Your assignment: Go through the lines below. Copy those with "donne".

Excerpts from a transcription dataset
□ □ □

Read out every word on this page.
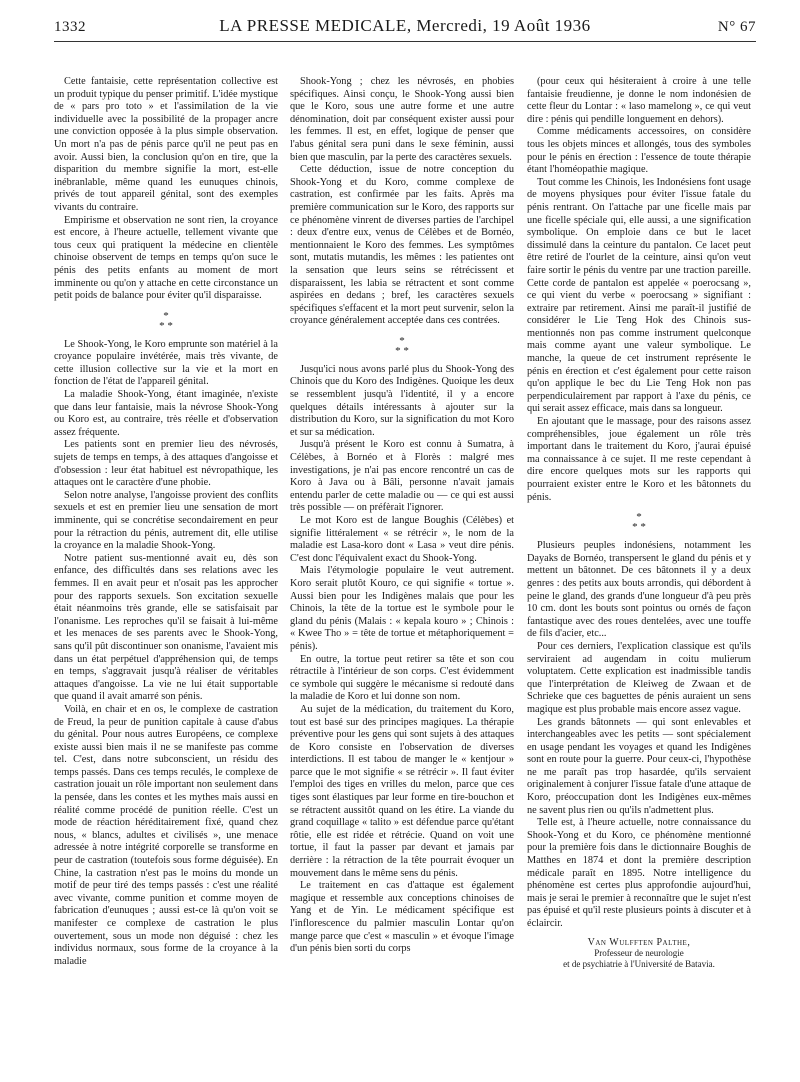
1332	LA PRESSE MEDICALE, Mercredi, 19 Août 1936	N° 67

Cette fantaisie, cette représentation collective est un produit typique du penser primitif. L'idée mystique de « pars pro toto » et l'assimilation de la vie individuelle avec la possibilité de la propager ancre une conviction opposée à la plus simple observation. Un mort n'a pas de pénis parce qu'il ne peut pas en avoir. Aussi bien, la conclusion qu'on en tire, que la disparition du membre signifie la mort, est-elle inébranlable, même quand les eunuques chinois, privés de tout appareil génital, sont des exemples vivants du contraire.

Empirisme et observation ne sont rien, la croyance est encore, à l'heure actuelle, tellement vivante que tous ceux qui pratiquent la médecine en clientèle chinoise observent de temps en temps qu'on suce le pénis des petits enfants au moment de mort imminente ou qu'on y attache en cette circonstance un petit poids de balance pour éviter qu'il disparaisse.

*
* *

Le Shook-Yong, le Koro emprunte son matériel à la croyance populaire invétérée, mais très vivante, de cette illusion collective sur la vie et la mort en fonction de l'état de l'appareil génital.

La maladie Shook-Yong, étant imaginée, n'existe que dans leur fantaisie, mais la névrose Shook-Yong ou Koro est, au contraire, très réelle et d'observation assez fréquente.

Les patients sont en premier lieu des névrosés, sujets de temps en temps, à des attaques d'angoisse et d'obsession : leur état habituel est névropathique, les attaques ont le caractère d'une phobie.

Selon notre analyse, l'angoisse provient des conflits sexuels et est en premier lieu une sensation de mort imminente, qui se concrétise secondairement en peur pour la rétraction du pénis, autrement dit, elle utilise la croyance en la maladie Shook-Yong.

Notre patient sus-mentionné avait eu, dès son enfance, des difficultés dans ses relations avec les femmes. Il en avait peur et n'osait pas les approcher pour des rapports sexuels. Son excitation sexuelle était néanmoins très grande, elle se satisfaisait par l'onanisme. Les reproches qu'il se faisait à lui-même et les menaces de ses parents avec le Shook-Yong, sans qu'il pût discontinuer son onanisme, l'avaient mis dans un état perpétuel d'appréhension qui, de temps en temps, s'aggravait jusqu'à réaliser de véritables attaques d'angoisse. La vie ne lui était supportable que quand il avait amarré son pénis.

Voilà, en chair et en os, le complexe de castration de Freud, la peur de punition capitale à cause d'abus du génital. Pour nous autres Européens, ce complexe existe aussi bien mais il ne se manifeste pas comme tel. C'est, dans notre subconscient, un résidu des temps passés. Dans ces temps reculés, le complexe de castration jouait un rôle important non seulement dans la pensée, dans les contes et les mythes mais aussi en réalité comme procédé de punition réelle. C'est un mode de réaction héréditairement fixé, quand chez nous, « blancs, adultes et civilisés », une menace adressée à notre intégrité corporelle se transforme en peur de castration (toutefois sous forme déguisée). En Chine, la castration n'est pas le moins du monde un motif de peur tiré des temps passés : c'est une réalité avec vivante, comme punition et comme moyen de fabrication d'eunuques ; aussi est-ce là qu'on voit se manifester ce complexe de castration le plus ouvertement, sous un mode non déguisé : chez les individus normaux, sous forme de la croyance à la maladie

Shook-Yong ; chez les névrosés, en phobies spécifiques. Ainsi conçu, le Shook-Yong aussi bien que le Koro, sous une autre forme et une autre dénomination, doit par conséquent exister aussi pour les femmes. Il est, en effet, logique de penser que l'abus génital sera puni dans le sexe féminin, aussi bien que masculin, par la perte des caractères sexuels.

Cette déduction, issue de notre conception du Shook-Yong et du Koro, comme complexe de castration, est confirmée par les faits. Après ma première communication sur le Koro, des rapports sur ce phénomène vinrent de diverses parties de l'archipel : deux d'entre eux, venus de Célèbes et de Bornéo, mentionnaient le Koro des femmes. Les symptômes sont, mutatis mutandis, les mêmes : les patientes ont la sensation que leurs seins se rétrécissent et disparaissent, les labia se rétractent et sont comme aspirées en dedans ; bref, les caractères sexuels spécifiques s'effacent et la mort peut survenir, selon la croyance généralement acceptée dans ces contrées.

*
* *

Jusqu'ici nous avons parlé plus du Shook-Yong des Chinois que du Koro des Indigènes. Quoique les deux se ressemblent jusqu'à l'identité, il y a encore quelques détails intéressants à ajouter sur la distribution du Koro, sur la signification du mot Koro et sur sa médication.

Jusqu'à présent le Koro est connu à Sumatra, à Célèbes, à Bornéo et à Florès : malgré mes investigations, je n'ai pas encore rencontré un cas de Koro à Java ou à Bâli, personne n'avait jamais entendu parler de cette maladie ou — ce qui est aussi très possible — on préfèrait l'ignorer.

Le mot Koro est de langue Boughis (Célèbes) et signifie littéralement « se rétrécir », le nom de la maladie est Lasa-koro dont « Lasa » veut dire pénis. C'est donc l'équivalent exact du Shook-Yong.

Mais l'étymologie populaire le veut autrement. Koro serait plutôt Kouro, ce qui signifie « tortue ». Aussi bien pour les Indigènes malais que pour les Chinois, la tête de la tortue est le symbole pour le gland du pénis (Malais : « kepala kouro » ; Chinois : « Kwee Tho » = tête de tortue et métaphoriquement = pénis).

En outre, la tortue peut retirer sa tête et son cou rétractile à l'intérieur de son corps. C'est évidemment ce symbole qui suggère le mécanisme si redouté dans la maladie de Koro et lui donne son nom.

Au sujet de la médication, du traitement du Koro, tout est basé sur des principes magiques. La thérapie préventive pour les gens qui sont sujets à des attaques de Koro consiste en l'observation de diverses interdictions. Il est tabou de manger le « kentjour » parce que le mot signifie « se rétrécir ». Il faut éviter l'emploi des tiges en vrilles du melon, parce que ces tiges sont élastiques par leur forme en tire-bouchon et se rétractent aussitôt quand on les étire. La viande du grand coquillage « talito » est défendue parce qu'étant rôtie, elle est ridée et rétrécie. Quand on voit une tortue, il faut la passer par devant et jamais par derrière : la rétraction de la tête pourrait évoquer un mouvement dans le même sens du pénis.

Le traitement en cas d'attaque est également magique et ressemble aux conceptions chinoises de Yang et de Yin. Le médicament spécifique est l'inflorescence du palmier masculin Lontar qu'on mange parce que c'est « masculin » et évoque l'image d'un pénis bien sorti du corps

(pour ceux qui hésiteraient à croire à une telle fantaisie freudienne, je donne le nom indonésien de cette fleur du Lontar : « laso mamelong », ce qui veut dire : pénis qui pendille longuement en dehors).

Comme médicaments accessoires, on considère tous les objets minces et allongés, tous des symboles pour le pénis en érection : l'essence de toute thérapie étant l'homéopathie magique.

Tout comme les Chinois, les Indonésiens font usage de moyens physiques pour éviter l'issue fatale du pénis rentrant. On l'attache par une ficelle mais par une ficelle spéciale qui, elle aussi, a une signification symbolique. On emploie dans ce but le lacet dissimulé dans la ceinture du pantalon. Ce lacet peut être retiré de l'ourlet de la ceinture, ainsi qu'on veut faire sortir le pénis du ventre par une traction pareille. Cette corde de pantalon est appelée « poerocsang », ce qui vient du verbe « poerocsang » signifiant : extraire par retirement. Ainsi me paraît-il justifié de considérer le Lie Teng Hok des Chinois sus-mentionnés non pas comme instrument quelconque mais comme ayant une valeur symbolique. Le manche, la queue de cet instrument représente le pénis en érection et c'est également pour cette raison qu'on applique le bec du Lie Teng Hok non pas perpendiculairement par rapport à l'axe du pénis, ce qui serait assez efficace, mais dans sa longueur.

En ajoutant que le massage, pour des raisons assez compréhensibles, joue également un rôle très important dans le traitement du Koro, j'aurai épuisé ma connaissance à ce sujet. Il me reste cependant à dire encore quelques mots sur les rapports qui pourraient exister entre le Koro et les bâtonnets du pénis.

*
* *

Plusieurs peuples indonésiens, notamment les Dayaks de Bornéo, transpersent le gland du pénis et y mettent un bâtonnet. De ces bâtonnets il y a deux genres : des petits aux bouts arrondis, qui débordent à peine le gland, des grands d'une longueur d'à peu près 10 cm. dont les bouts sont pointus ou ornés de façon fantastique avec des roues dentelées, avec une touffe de fils d'acier, etc...

Pour ces derniers, l'explication classique est qu'ils serviraient ad augendam in coitu mulierum voluptatem. Cette explication est inadmissible tandis que l'interprétation de Kleiweg de Zwaan et de Schrieke que ces baguettes de pénis auraient un sens magique est plus probable mais encore assez vague.

Les grands bâtonnets — qui sont enlevables et interchangeables avec les petits — sont spécialement en usage pendant les voyages et quand les Indigènes sont en route pour la guerre. Pour ceux-ci, l'hypothèse ne me paraît pas trop hasardée, qu'ils servaient originalement à conjurer l'issue fatale d'une attaque de Koro, préoccupation dont les Indigènes eux-mêmes ne savent plus rien ou qu'ils n'admettent plus.

Telle est, à l'heure actuelle, notre connaissance du Shook-Yong et du Koro, ce phénomène mentionné pour la première fois dans le dictionnaire Boughis de Matthes en 1874 et dont la première description médicale paraît en 1895. Notre intelligence du phénomène est certes plus approfondie aujourd'hui, mais je serai le premier à reconnaître que le sujet n'est pas épuisé et qu'il reste plusieurs points à discuter et à éclaircir.

Van Wulfften Palthe,
Professeur de neurologie
et de psychiatrie à l'Université de Batavia.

□ □ □

Result for this task:
En outre, la tortue peut retirer sa tête et son cou rétractile à l'intérieur de son corps. C'est évidemment ce symbole qui suggère le mécanisme si redouté dans la maladie de Koro et lui donne son nom.
(pour ceux qui hésiteraient à croire à une telle fantaisie freudienne, je donne le nom indonésien de cette fleur du Lontar : « laso mamelong », ce qui veut dire : pénis qui pendille longuement en dehors).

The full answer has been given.